# [The exercise]
Below are records to be output exactly, every one of them.

◇ ◇ ◇

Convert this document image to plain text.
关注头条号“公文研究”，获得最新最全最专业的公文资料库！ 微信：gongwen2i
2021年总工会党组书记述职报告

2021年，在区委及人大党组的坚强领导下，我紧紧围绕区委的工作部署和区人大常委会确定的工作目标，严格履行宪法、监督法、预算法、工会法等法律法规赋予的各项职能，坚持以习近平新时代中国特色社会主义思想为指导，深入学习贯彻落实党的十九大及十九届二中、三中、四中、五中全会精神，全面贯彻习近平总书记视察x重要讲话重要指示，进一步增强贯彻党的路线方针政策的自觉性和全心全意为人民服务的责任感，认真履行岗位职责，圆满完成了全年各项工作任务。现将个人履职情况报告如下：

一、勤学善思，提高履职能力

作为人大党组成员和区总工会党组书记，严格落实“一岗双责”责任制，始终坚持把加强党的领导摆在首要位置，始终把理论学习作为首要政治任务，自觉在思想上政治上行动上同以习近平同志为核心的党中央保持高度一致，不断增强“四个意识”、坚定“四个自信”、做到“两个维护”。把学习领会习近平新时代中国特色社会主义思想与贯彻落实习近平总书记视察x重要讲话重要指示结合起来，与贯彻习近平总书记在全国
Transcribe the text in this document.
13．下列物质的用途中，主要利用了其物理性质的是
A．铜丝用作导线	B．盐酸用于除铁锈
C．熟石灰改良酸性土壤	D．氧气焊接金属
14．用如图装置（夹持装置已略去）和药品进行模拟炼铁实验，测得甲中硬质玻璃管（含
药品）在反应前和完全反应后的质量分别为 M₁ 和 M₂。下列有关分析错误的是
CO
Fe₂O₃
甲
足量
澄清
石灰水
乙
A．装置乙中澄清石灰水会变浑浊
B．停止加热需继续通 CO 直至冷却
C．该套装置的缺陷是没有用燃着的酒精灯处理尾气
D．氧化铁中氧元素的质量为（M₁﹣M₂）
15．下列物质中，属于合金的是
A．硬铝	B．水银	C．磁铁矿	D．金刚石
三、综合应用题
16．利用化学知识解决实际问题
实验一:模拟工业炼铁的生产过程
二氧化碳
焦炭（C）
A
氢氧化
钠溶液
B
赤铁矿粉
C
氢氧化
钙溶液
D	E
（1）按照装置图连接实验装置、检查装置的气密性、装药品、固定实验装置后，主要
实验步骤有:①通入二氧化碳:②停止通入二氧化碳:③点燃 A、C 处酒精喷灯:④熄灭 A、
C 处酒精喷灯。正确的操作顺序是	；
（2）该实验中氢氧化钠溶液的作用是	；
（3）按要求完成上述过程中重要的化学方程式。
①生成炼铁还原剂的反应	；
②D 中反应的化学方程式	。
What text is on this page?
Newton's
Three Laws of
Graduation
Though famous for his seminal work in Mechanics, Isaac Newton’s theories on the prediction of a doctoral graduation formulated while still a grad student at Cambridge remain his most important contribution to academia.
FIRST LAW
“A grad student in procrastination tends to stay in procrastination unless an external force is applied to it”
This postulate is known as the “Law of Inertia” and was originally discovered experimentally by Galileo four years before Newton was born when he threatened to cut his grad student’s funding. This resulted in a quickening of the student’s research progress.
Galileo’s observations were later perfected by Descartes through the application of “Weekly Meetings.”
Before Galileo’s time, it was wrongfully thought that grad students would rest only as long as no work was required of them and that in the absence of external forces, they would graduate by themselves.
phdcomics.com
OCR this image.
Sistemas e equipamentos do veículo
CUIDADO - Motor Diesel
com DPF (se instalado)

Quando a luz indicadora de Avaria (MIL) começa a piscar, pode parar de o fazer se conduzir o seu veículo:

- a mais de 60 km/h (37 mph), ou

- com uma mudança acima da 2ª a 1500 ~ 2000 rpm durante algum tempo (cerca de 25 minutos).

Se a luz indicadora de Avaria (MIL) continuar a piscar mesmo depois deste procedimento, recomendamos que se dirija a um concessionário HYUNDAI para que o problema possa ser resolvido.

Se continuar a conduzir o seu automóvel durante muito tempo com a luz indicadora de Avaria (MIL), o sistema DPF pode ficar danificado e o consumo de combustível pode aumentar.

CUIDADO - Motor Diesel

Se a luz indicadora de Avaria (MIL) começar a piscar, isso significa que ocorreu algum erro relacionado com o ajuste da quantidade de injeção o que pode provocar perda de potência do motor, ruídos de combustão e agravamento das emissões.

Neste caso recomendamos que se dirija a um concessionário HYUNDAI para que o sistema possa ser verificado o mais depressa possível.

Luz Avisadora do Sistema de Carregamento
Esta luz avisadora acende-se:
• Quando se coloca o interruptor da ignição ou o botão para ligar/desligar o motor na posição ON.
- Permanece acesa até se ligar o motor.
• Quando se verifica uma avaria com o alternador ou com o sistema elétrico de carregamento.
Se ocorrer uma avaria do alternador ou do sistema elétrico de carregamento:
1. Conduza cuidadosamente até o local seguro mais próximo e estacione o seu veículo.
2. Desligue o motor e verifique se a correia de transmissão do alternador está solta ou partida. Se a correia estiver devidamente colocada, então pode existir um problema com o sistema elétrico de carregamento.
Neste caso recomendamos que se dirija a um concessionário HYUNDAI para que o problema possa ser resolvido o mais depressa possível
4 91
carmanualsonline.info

◇ ◇ ◇

# [Answer for this exercise]
Convert this document image to plain text.
关注头条号“公文研究”，获得最新最全最专业的公文资料库！ 微信：gongwen2i
2021年总工会党组书记述职报告

2021年，在区委及人大党组的坚强领导下，我紧紧围绕区委的工作部署和区人大常委会确定的工作目标，严格履行宪法、监督法、预算法、工会法等法律法规赋予的各项职能，坚持以习近平新时代中国特色社会主义思想为指导，深入学习贯彻落实党的十九大及十九届二中、三中、四中、五中全会精神，全面贯彻习近平总书记视察x重要讲话重要指示，进一步增强贯彻党的路线方针政策的自觉性和全心全意为人民服务的责任感，认真履行岗位职责，圆满完成了全年各项工作任务。现将个人履职情况报告如下：

一、勤学善思，提高履职能力

作为人大党组成员和区总工会党组书记，严格落实“一岗双责”责任制，始终坚持把加强党的领导摆在首要位置，始终把理论学习作为首要政治任务，自觉在思想上政治上行动上同以习近平同志为核心的党中央保持高度一致，不断增强“四个意识”、坚定“四个自信”、做到“两个维护”。把学习领会习近平新时代中国特色社会主义思想与贯彻落实习近平总书记视察x重要讲话重要指示结合起来，与贯彻习近平总书记在全国
Transcribe the text in this document.
13．下列物质的用途中，主要利用了其物理性质的是
A．铜丝用作导线	B．盐酸用于除铁锈
C．熟石灰改良酸性土壤	D．氧气焊接金属
14．用如图装置（夹持装置已略去）和药品进行模拟炼铁实验，测得甲中硬质玻璃管（含
药品）在反应前和完全反应后的质量分别为 M₁ 和 M₂。下列有关分析错误的是
CO
Fe₂O₃
甲
足量
澄清
石灰水
乙
A．装置乙中澄清石灰水会变浑浊
B．停止加热需继续通 CO 直至冷却
C．该套装置的缺陷是没有用燃着的酒精灯处理尾气
D．氧化铁中氧元素的质量为（M₁﹣M₂）
15．下列物质中，属于合金的是
A．硬铝	B．水银	C．磁铁矿	D．金刚石
三、综合应用题
16．利用化学知识解决实际问题
实验一:模拟工业炼铁的生产过程
二氧化碳
焦炭（C）
A
氢氧化
钠溶液
B
赤铁矿粉
C
氢氧化
钙溶液
D	E
（1）按照装置图连接实验装置、检查装置的气密性、装药品、固定实验装置后，主要
实验步骤有:①通入二氧化碳:②停止通入二氧化碳:③点燃 A、C 处酒精喷灯:④熄灭 A、
C 处酒精喷灯。正确的操作顺序是	；
（2）该实验中氢氧化钠溶液的作用是	；
（3）按要求完成上述过程中重要的化学方程式。
①生成炼铁还原剂的反应	；
②D 中反应的化学方程式	。
What text is on this page?
Newton's
Three Laws of
Graduation
Though famous for his seminal work in Mechanics, Isaac Newton’s theories on the prediction of a doctoral graduation formulated while still a grad student at Cambridge remain his most important contribution to academia.
FIRST LAW
“A grad student in procrastination tends to stay in procrastination unless an external force is applied to it”
This postulate is known as the “Law of Inertia” and was originally discovered experimentally by Galileo four years before Newton was born when he threatened to cut his grad student’s funding. This resulted in a quickening of the student’s research progress.
Galileo’s observations were later perfected by Descartes through the application of “Weekly Meetings.”
Before Galileo’s time, it was wrongfully thought that grad students would rest only as long as no work was required of them and that in the absence of external forces, they would graduate by themselves.
phdcomics.com
OCR this image.
Sistemas e equipamentos do veículo
CUIDADO - Motor Diesel
com DPF (se instalado)

Quando a luz indicadora de Avaria (MIL) começa a piscar, pode parar de o fazer se conduzir o seu veículo:

- a mais de 60 km/h (37 mph), ou

- com uma mudança acima da 2ª a 1500 ~ 2000 rpm durante algum tempo (cerca de 25 minutos).

Se a luz indicadora de Avaria (MIL) continuar a piscar mesmo depois deste procedimento, recomendamos que se dirija a um concessionário HYUNDAI para que o problema possa ser resolvido.

Se continuar a conduzir o seu automóvel durante muito tempo com a luz indicadora de Avaria (MIL), o sistema DPF pode ficar danificado e o consumo de combustível pode aumentar.

CUIDADO - Motor Diesel

Se a luz indicadora de Avaria (MIL) começar a piscar, isso significa que ocorreu algum erro relacionado com o ajuste da quantidade de injeção o que pode provocar perda de potência do motor, ruídos de combustão e agravamento das emissões.

Neste caso recomendamos que se dirija a um concessionário HYUNDAI para que o sistema possa ser verificado o mais depressa possível.

Luz Avisadora do Sistema de Carregamento
Esta luz avisadora acende-se:
• Quando se coloca o interruptor da ignição ou o botão para ligar/desligar o motor na posição ON.
- Permanece acesa até se ligar o motor.
• Quando se verifica uma avaria com o alternador ou com o sistema elétrico de carregamento.
Se ocorrer uma avaria do alternador ou do sistema elétrico de carregamento:
1. Conduza cuidadosamente até o local seguro mais próximo e estacione o seu veículo.
2. Desligue o motor e verifique se a correia de transmissão do alternador está solta ou partida. Se a correia estiver devidamente colocada, então pode existir um problema com o sistema elétrico de carregamento.
Neste caso recomendamos que se dirija a um concessionário HYUNDAI para que o problema possa ser resolvido o mais depressa possível
4 91
carmanualsonline.info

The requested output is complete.